__TASK TO COMPLETE__:
Identify each line below that contains the word "AMSEAS", and copy it out.
++++ AVAILABLE RECORDS ++++
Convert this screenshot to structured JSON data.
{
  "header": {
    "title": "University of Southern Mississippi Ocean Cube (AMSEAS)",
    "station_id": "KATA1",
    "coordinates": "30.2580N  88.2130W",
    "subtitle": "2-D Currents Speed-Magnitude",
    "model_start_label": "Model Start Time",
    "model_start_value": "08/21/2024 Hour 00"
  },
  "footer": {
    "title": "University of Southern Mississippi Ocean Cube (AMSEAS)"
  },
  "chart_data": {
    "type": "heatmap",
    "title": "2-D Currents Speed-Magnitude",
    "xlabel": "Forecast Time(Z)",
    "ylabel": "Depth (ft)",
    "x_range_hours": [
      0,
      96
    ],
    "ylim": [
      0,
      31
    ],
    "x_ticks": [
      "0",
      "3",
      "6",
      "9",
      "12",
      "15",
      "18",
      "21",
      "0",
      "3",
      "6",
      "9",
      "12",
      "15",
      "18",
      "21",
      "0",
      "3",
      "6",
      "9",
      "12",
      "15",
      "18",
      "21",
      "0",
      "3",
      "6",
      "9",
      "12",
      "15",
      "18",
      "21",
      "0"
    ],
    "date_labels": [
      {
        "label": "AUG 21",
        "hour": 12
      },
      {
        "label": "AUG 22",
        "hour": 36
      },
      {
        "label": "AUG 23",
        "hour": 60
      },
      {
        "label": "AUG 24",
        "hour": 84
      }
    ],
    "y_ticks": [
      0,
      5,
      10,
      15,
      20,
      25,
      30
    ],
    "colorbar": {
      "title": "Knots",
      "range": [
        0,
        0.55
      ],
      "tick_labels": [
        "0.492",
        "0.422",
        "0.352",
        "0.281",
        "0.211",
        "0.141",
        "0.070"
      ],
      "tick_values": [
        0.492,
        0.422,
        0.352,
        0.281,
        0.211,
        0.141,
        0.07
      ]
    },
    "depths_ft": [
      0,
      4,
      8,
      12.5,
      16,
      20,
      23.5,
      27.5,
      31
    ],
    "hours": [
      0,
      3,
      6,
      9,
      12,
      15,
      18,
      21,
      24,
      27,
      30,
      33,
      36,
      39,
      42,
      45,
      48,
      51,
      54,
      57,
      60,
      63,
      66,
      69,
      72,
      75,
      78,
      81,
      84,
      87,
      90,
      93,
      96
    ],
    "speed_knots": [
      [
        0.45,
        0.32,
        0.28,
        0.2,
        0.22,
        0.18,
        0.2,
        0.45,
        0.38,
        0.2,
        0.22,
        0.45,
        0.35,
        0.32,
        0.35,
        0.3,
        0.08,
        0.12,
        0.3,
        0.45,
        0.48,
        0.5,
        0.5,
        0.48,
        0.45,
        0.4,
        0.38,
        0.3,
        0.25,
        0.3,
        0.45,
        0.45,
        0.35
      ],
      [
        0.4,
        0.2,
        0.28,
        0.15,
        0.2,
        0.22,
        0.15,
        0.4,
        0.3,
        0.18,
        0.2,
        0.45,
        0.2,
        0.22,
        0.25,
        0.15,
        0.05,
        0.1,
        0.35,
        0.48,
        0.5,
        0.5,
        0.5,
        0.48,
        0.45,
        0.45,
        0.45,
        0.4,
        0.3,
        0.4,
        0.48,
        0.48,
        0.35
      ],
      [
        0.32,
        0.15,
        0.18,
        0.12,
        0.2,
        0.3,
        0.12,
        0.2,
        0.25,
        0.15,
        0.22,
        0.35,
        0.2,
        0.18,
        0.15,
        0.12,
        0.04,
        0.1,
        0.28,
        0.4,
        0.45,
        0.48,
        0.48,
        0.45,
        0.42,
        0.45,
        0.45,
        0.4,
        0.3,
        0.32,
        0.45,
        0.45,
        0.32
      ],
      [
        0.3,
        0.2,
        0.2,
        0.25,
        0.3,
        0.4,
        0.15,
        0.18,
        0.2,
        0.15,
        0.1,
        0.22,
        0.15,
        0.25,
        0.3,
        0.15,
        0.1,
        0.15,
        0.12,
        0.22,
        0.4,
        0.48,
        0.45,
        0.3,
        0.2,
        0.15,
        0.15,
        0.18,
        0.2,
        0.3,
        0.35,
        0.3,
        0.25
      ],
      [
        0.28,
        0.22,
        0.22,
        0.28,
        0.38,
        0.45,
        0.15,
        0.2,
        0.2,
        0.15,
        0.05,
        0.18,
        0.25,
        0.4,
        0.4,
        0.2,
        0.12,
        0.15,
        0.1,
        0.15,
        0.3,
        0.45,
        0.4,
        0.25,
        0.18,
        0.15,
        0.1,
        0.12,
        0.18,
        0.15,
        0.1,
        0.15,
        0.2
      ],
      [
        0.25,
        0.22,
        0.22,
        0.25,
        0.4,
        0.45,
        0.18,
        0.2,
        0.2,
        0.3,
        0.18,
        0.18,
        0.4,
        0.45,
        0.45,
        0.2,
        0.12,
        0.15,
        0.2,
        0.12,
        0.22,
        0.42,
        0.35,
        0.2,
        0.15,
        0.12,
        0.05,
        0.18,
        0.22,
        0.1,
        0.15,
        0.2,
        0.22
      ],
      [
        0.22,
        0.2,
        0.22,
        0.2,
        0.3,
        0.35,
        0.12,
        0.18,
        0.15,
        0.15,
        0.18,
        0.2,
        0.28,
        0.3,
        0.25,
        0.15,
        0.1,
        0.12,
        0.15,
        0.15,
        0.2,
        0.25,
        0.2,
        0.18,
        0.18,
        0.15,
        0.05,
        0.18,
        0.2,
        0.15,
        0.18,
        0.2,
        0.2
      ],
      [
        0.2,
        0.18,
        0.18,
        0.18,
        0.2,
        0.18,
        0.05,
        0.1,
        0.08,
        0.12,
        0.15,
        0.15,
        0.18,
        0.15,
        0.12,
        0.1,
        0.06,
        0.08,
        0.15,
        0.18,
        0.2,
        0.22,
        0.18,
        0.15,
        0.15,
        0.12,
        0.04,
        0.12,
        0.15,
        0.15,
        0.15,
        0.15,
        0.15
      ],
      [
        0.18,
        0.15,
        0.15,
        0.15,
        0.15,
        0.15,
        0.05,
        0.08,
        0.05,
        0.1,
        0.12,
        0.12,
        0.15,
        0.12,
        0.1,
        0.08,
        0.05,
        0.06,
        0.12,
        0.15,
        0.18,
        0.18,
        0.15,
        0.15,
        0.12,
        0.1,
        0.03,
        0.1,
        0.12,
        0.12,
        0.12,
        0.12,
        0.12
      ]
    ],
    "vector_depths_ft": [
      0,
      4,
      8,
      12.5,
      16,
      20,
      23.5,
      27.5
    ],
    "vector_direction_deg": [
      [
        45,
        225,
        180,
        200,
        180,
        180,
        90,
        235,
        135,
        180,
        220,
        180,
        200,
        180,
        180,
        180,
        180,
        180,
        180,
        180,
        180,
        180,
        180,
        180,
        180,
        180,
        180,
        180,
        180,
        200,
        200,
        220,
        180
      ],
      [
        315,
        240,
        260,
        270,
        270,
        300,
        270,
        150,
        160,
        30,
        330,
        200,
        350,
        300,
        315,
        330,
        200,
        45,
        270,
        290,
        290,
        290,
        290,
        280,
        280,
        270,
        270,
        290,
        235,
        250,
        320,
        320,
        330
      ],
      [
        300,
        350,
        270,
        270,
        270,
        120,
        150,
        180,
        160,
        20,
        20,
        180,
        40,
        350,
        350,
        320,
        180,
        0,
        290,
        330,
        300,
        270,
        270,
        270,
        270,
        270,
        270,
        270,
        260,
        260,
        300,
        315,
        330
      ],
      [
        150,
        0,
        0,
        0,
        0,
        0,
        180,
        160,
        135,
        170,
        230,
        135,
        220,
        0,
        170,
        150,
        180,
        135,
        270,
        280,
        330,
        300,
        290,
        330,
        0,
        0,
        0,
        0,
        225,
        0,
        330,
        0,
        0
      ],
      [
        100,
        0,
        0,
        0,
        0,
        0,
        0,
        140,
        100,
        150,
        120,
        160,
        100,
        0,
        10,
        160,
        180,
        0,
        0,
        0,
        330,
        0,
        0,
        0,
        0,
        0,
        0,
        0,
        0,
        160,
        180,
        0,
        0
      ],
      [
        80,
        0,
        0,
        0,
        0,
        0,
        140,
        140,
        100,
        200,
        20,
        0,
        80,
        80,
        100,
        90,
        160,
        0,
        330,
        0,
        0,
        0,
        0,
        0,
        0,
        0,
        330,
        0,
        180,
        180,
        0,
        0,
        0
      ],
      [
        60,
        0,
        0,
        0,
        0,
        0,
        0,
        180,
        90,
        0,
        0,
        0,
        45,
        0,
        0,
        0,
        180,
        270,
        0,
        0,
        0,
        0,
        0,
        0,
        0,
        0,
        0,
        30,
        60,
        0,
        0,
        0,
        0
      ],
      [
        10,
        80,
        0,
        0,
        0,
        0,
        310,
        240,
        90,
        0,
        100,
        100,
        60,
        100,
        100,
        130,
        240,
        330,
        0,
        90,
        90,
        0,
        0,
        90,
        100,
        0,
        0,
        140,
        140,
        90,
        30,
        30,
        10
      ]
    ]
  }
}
++++
__WRITTEN REPLY__:
    "title": "University of Southern Mississippi Ocean Cube (AMSEAS)",
    "title": "University of Southern Mississippi Ocean Cube (AMSEAS)"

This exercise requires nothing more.